▸ **What to do**
How many lines in this data contain the string "عليا"? Reply with the number only.
──────── Task inputs ────────
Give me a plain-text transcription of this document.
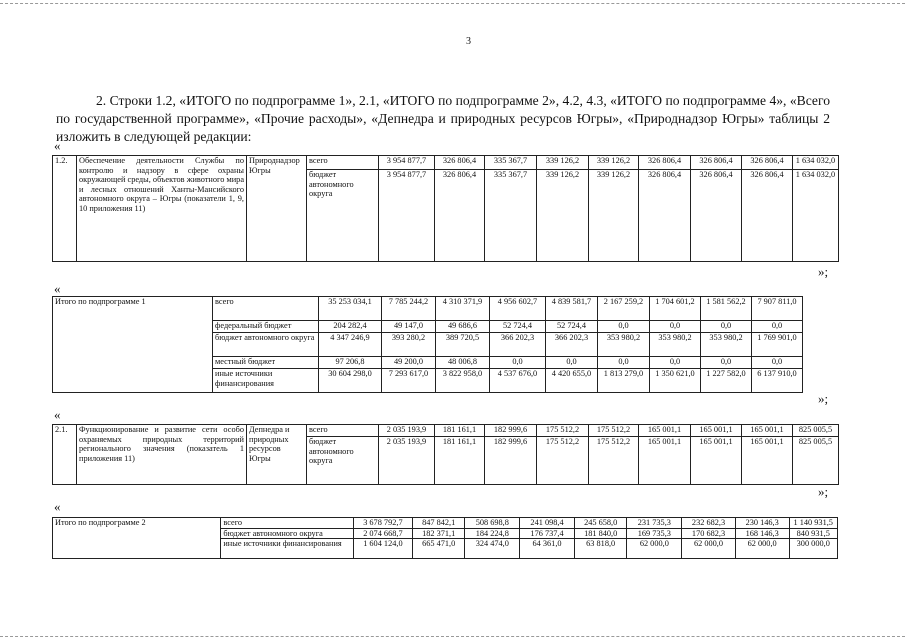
3
2. Строки 1.2, «ИТОГО по подпрограмме 1», 2.1, «ИТОГО по подпрограмме 2», 4.2, 4.3, «ИТОГО по подпрограмме 4», «Всего по государственной программе», «Прочие расходы», «Депнедра и природных ресурсов Югры», «Природнадзор Югры» таблицы 2 изложить в следующей редакции:
«
1.2.	Обеспечение деятельности Службы по контролю и надзору в сфере охраны окружающей среды, объектов животного мира и лесных отношений Ханты-Мансийского автономного округа – Югры (показатели 1, 9, 10 приложения 11)	Природнадзор Югры	всего	3 954 877,7	326 806,4	335 367,7	339 126,2	339 126,2	326 806,4	326 806,4	326 806,4	1 634 032,0
			бюджет автономного округа	3 954 877,7	326 806,4	335 367,7	339 126,2	339 126,2	326 806,4	326 806,4	326 806,4	1 634 032,0
»;
«
Итого по подпрограмме 1	всего	35 253 034,1	7 785 244,2	4 310 371,9	4 956 602,7	4 839 581,7	2 167 259,2	1 704 601,2	1 581 562,2	7 907 811,0
	федеральный бюджет	204 282,4	49 147,0	49 686,6	52 724,4	52 724,4	0,0	0,0	0,0	0,0
	бюджет автономного округа	4 347 246,9	393 280,2	389 720,5	366 202,3	366 202,3	353 980,2	353 980,2	353 980,2	1 769 901,0
	местный бюджет	97 206,8	49 200,0	48 006,8	0,0	0,0	0,0	0,0	0,0	0,0
	иные источники финансирования	30 604 298,0	7 293 617,0	3 822 958,0	4 537 676,0	4 420 655,0	1 813 279,0	1 350 621,0	1 227 582,0	6 137 910,0
»;
«
2.1.	Функционирование и развитие сети особо охраняемых природных территорий регионального значения (показатель 1 приложения 11)	Депнедра и природных ресурсов Югры	всего	2 035 193,9	181 161,1	182 999,6	175 512,2	175 512,2	165 001,1	165 001,1	165 001,1	825 005,5
			бюджет автономного округа	2 035 193,9	181 161,1	182 999,6	175 512,2	175 512,2	165 001,1	165 001,1	165 001,1	825 005,5
»;
«
Итого по подпрограмме 2	всего	3 678 792,7	847 842,1	508 698,8	241 098,4	245 658,0	231 735,3	232 682,3	230 146,3	1 140 931,5
	бюджет автономного округа	2 074 668,7	182 371,1	184 224,8	176 737,4	181 840,0	169 735,3	170 682,3	168 146,3	840 931,5
	иные источники финансирования	1 604 124,0	665 471,0	324 474,0	64 361,0	63 818,0	62 000,0	62 000,0	62 000,0	300 000,0
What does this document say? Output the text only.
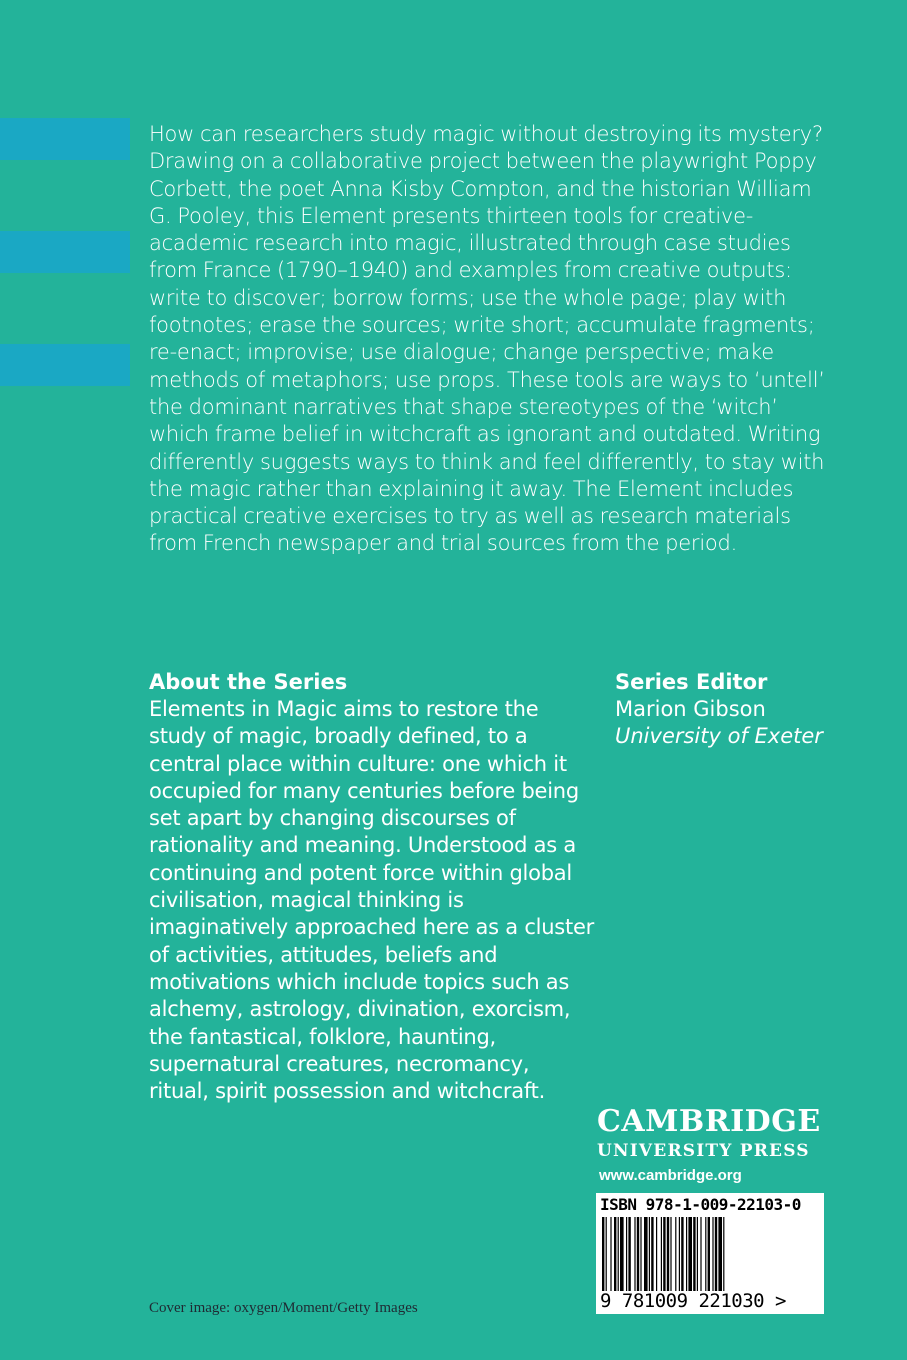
How can researchers study magic without destroying its mystery? Drawing on a collaborative project between the playwright Poppy Corbett, the poet Anna Kisby Compton, and the historian William G. Pooley, this Element presents thirteen tools for creative-academic research into magic, illustrated through case studies from France (1790–1940) and examples from creative outputs: write to discover; borrow forms; use the whole page; play with footnotes; erase the sources; write short; accumulate fragments; re-enact; improvise; use dialogue; change perspective; make methods of metaphors; use props. These tools are ways to ‘untell’ the dominant narratives that shape stereotypes of the ‘witch’ which frame belief in witchcraft as ignorant and outdated. Writing differently suggests ways to think and feel differently, to stay with the magic rather than explaining it away. The Element includes practical creative exercises to try as well as research materials from French newspaper and trial sources from the period.

About the Series

Elements in Magic aims to restore the study of magic, broadly defined, to a central place within culture: one which it occupied for many centuries before being set apart by changing discourses of rationality and meaning. Understood as a continuing and potent force within global civilisation, magical thinking is imaginatively approached here as a cluster of activities, attitudes, beliefs and motivations which include topics such as alchemy, astrology, divination, exorcism, the fantastical, folklore, haunting, supernatural creatures, necromancy, ritual, spirit possession and witchcraft.

Series Editor

Marion Gibson

University of Exeter

CAMBRIDGE

UNIVERSITY PRESS

www.cambridge.org

ISBN 978-1-009-22103-0

9 781009 221030 >

Cover image: oxygen/Moment/Getty Images
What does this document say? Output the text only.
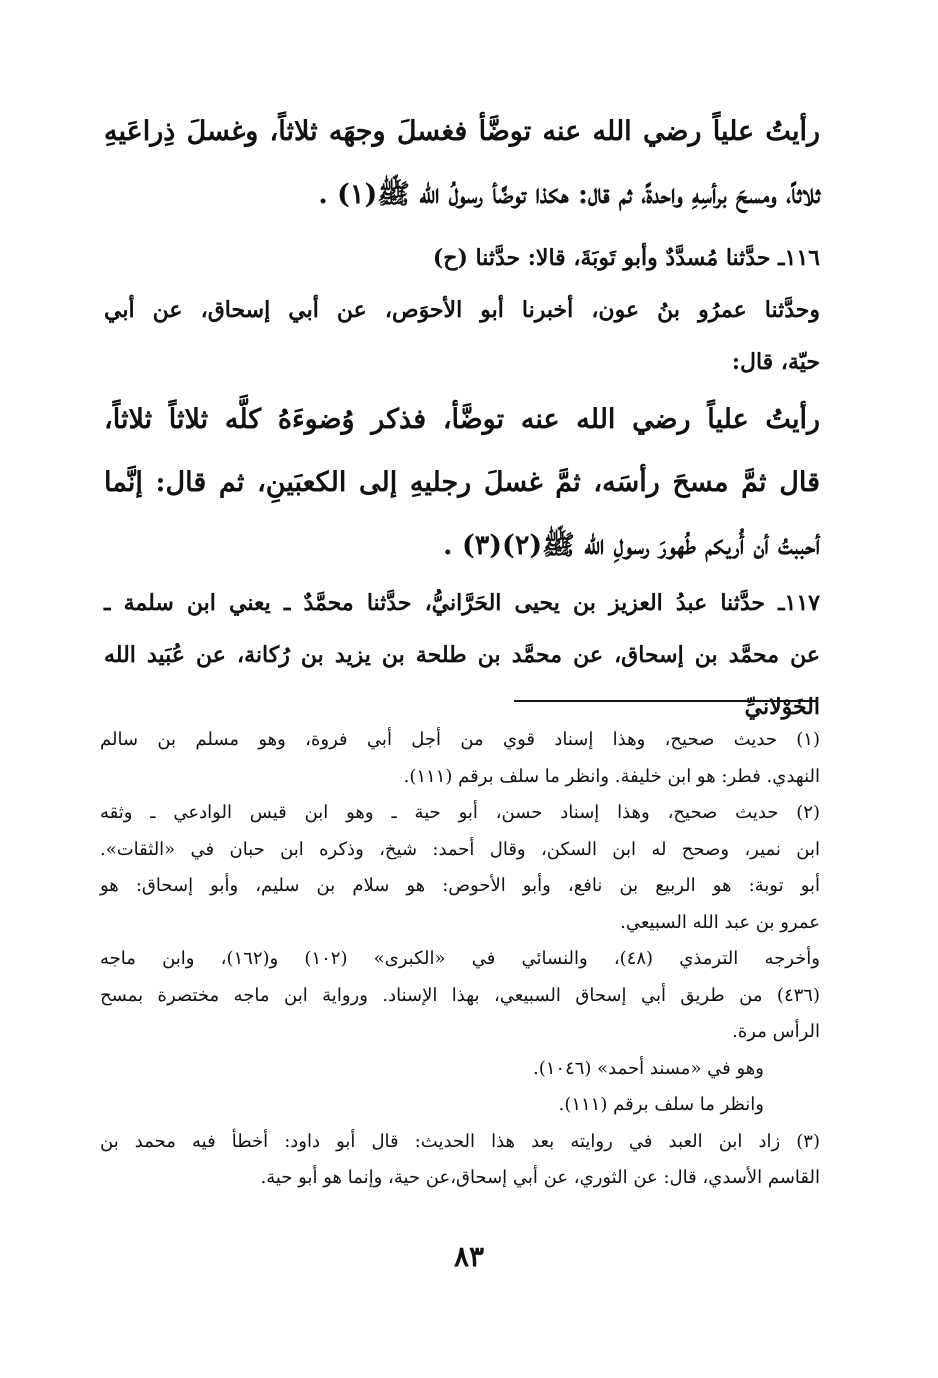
رأيتُ علياً رضي الله عنه توضَّأ فغسلَ وجهَه ثلاثاً، وغسلَ ذِراعَيهِ
ثلاثاً، ومسحَ برأسِهِ واحدةً، ثم قال: هكذا توضَّأ رسولُ الله ﷺ(١) .
١١٦ـ حدَّثنا مُسدَّدٌ وأبو تَوبَةَ، قالا: حدَّثنا (ح)
وحدَّثنا عمرُو بنُ عون، أخبرنا أبو الأحوَص، عن أبي إسحاق، عن أبي
حيّة، قال:
رأيتُ علياً رضي الله عنه توضَّأ، فذكر وُضوءَهُ كلَّه ثلاثاً ثلاثاً،
قال ثمَّ مسحَ رأسَه، ثمَّ غسلَ رجليهِ إلى الكعبَينِ، ثم قال: إنَّما
أحببتُ أن أُريكم طُهورَ رسولِ الله ﷺ(٢)(٣) .
١١٧ـ حدَّثنا عبدُ العزيز بن يحيى الحَرَّانيُّ، حدَّثنا محمَّدٌ ـ يعني ابن سلمة ـ
عن محمَّد بن إسحاق، عن محمَّد بن طلحة بن يزيد بن رُكانة، عن عُبَيد الله
الخَوْلانيِّ
(١) حديث صحيح، وهذا إسناد قوي من أجل أبي فروة، وهو مسلم بن سالم
النهدي. فطر: هو ابن خليفة. وانظر ما سلف برقم (١١١).
(٢) حديث صحيح، وهذا إسناد حسن، أبو حية ـ وهو ابن قيس الوادعي ـ وثقه
ابن نمير، وصحح له ابن السكن، وقال أحمد: شيخ، وذكره ابن حبان في «الثقات».
أبو توبة: هو الربيع بن نافع، وأبو الأحوص: هو سلام بن سليم، وأبو إسحاق: هو
عمرو بن عبد الله السبيعي.
وأخرجه الترمذي (٤٨)، والنسائي في «الكبرى» (١٠٢) و(١٦٢)، وابن ماجه
(٤٣٦) من طريق أبي إسحاق السبيعي، بهذا الإسناد. ورواية ابن ماجه مختصرة بمسح
الرأس مرة.
وهو في «مسند أحمد» (١٠٤٦).
وانظر ما سلف برقم (١١١).
(٣) زاد ابن العبد في روايته بعد هذا الحديث: قال أبو داود: أخطأ فيه محمد بن
القاسم الأسدي، قال: عن الثوري، عن أبي إسحاق،عن حية، وإنما هو أبو حية.
٨٣
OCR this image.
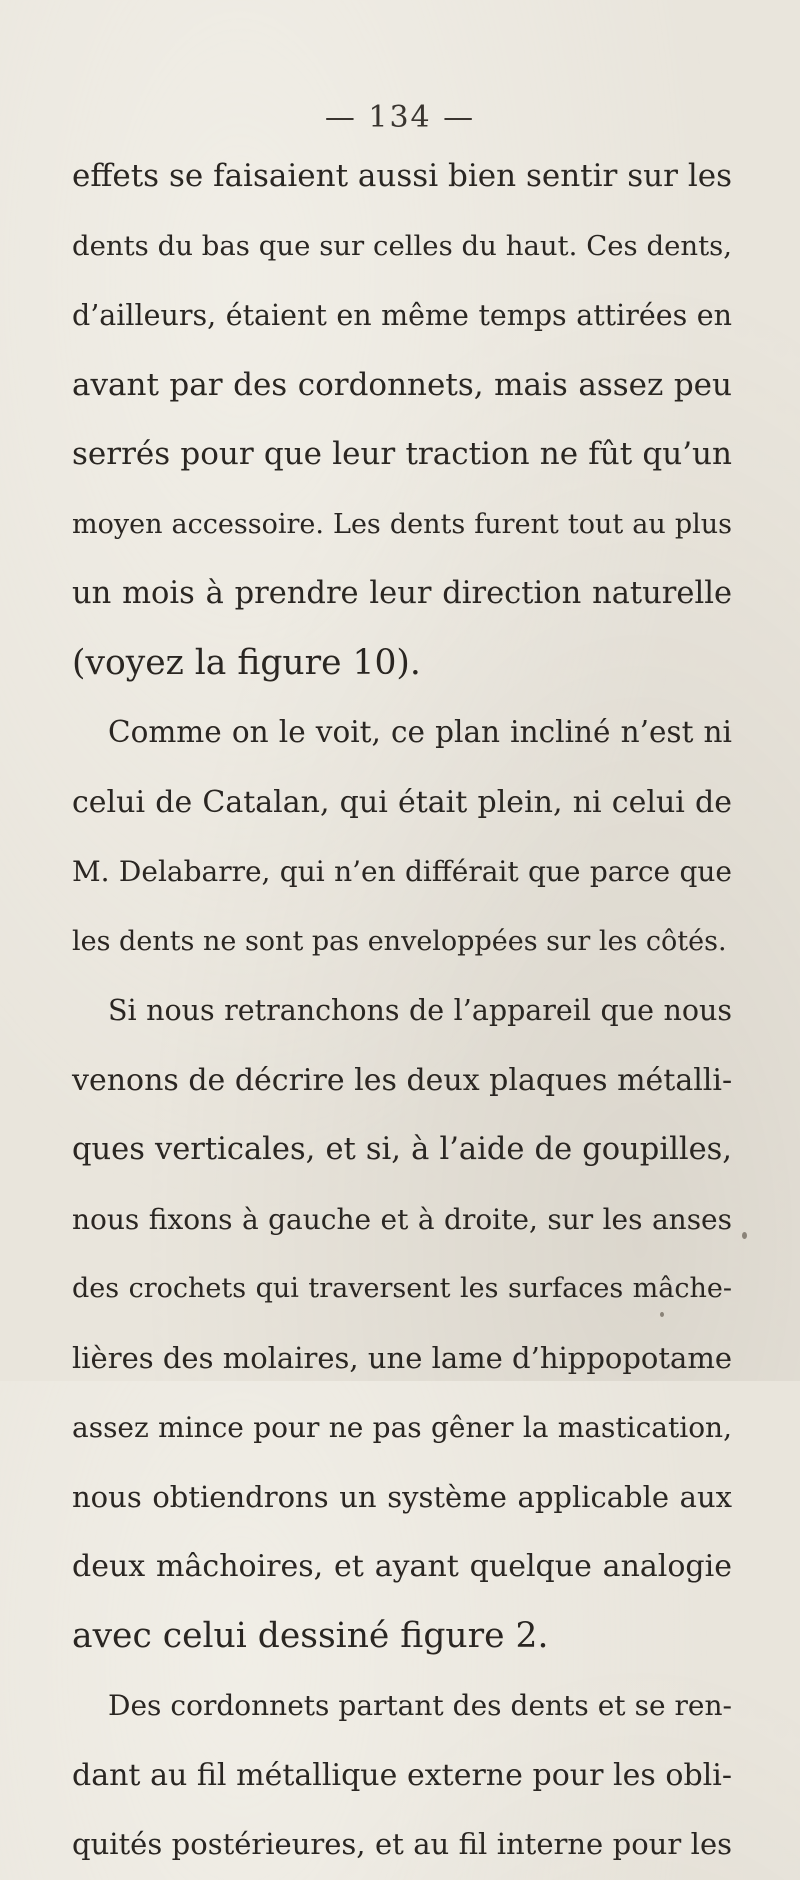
— 134 —
effets se faisaient aussi bien sentir sur les
dents du bas que sur celles du haut. Ces dents,
d’ailleurs, étaient en même temps attirées en
avant par des cordonnets, mais assez peu
serrés pour que leur traction ne fût qu’un
moyen accessoire. Les dents furent tout au plus
un mois à prendre leur direction naturelle
(voyez la figure 10).
Comme on le voit, ce plan incliné n’est ni
celui de Catalan, qui était plein, ni celui de
M. Delabarre, qui n’en différait que parce que
les dents ne sont pas enveloppées sur les côtés.
Si nous retranchons de l’appareil que nous
venons de décrire les deux plaques métalli-
ques verticales, et si, à l’aide de goupilles,
nous fixons à gauche et à droite, sur les anses
des crochets qui traversent les surfaces mâche-
lières des molaires, une lame d’hippopotame
assez mince pour ne pas gêner la mastication,
nous obtiendrons un système applicable aux
deux mâchoires, et ayant quelque analogie
avec celui dessiné figure 2.
Des cordonnets partant des dents et se ren-
dant au fil métallique externe pour les obli-
quités postérieures, et au fil interne pour les
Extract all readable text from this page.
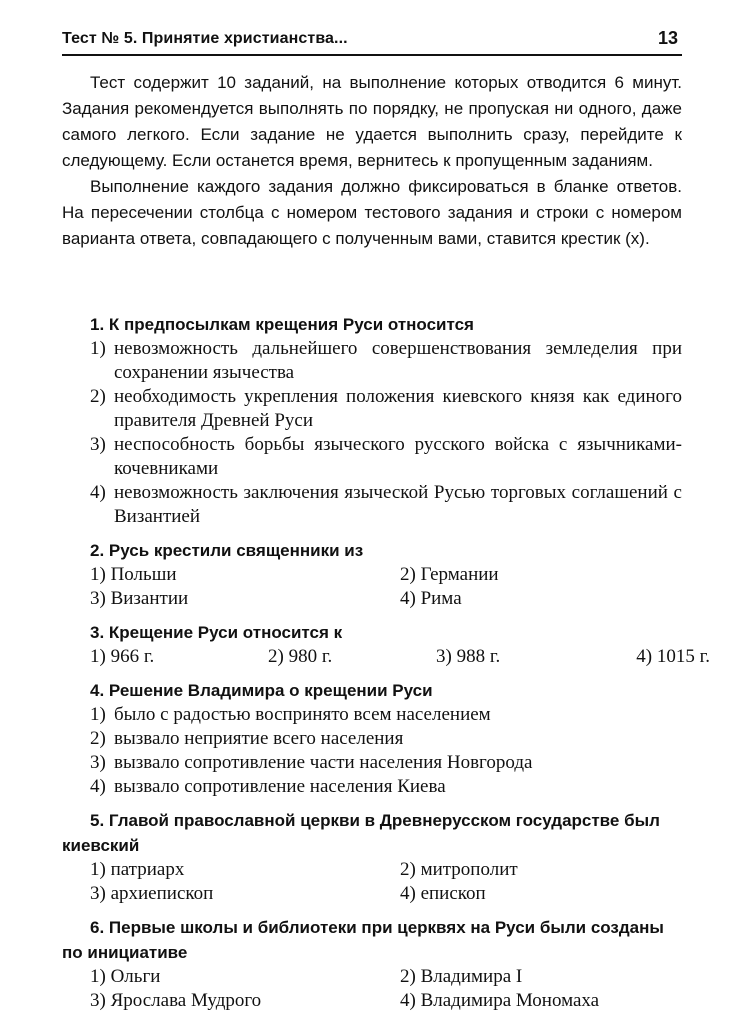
Тест № 5. Принятие христианства...	13

Тест содержит 10 заданий, на выполнение которых отводится 6 минут. Задания рекомендуется выполнять по порядку, не пропуская ни одного, даже самого легкого. Если задание не удается выполнить сразу, перейдите к следующему. Если останется время, вернитесь к пропущенным заданиям.

Выполнение каждого задания должно фиксироваться в бланке ответов. На пересечении столбца с номером тестового задания и строки с номером варианта ответа, совпадающего с полученным вами, ставится крестик (x).

1. К предпосылкам крещения Руси относится
1) невозможность дальнейшего совершенствования земледелия при сохранении язычества
2) необходимость укрепления положения киевского князя как единого правителя Древней Руси
3) неспособность борьбы языческого русского войска с язычниками-кочевниками
4) невозможность заключения языческой Русью торговых соглашений с Византией
2. Русь крестили священники из
1) Польши	2) Германии
3) Византии	4) Рима
3. Крещение Руси относится к
1) 966 г.	2) 980 г.	3) 988 г.	4) 1015 г.
4. Решение Владимира о крещении Руси
1) было с радостью воспринято всем населением
2) вызвало неприятие всего населения
3) вызвало сопротивление части населения Новгорода
4) вызвало сопротивление населения Киева
5. Главой православной церкви в Древнерусском государстве был киевский
1) патриарх	2) митрополит
3) архиепископ	4) епископ
6. Первые школы и библиотеки при церквях на Руси были созданы по инициативе
1) Ольги	2) Владимира I
3) Ярослава Мудрого	4) Владимира Мономаха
────────
▸ **Task answer**
2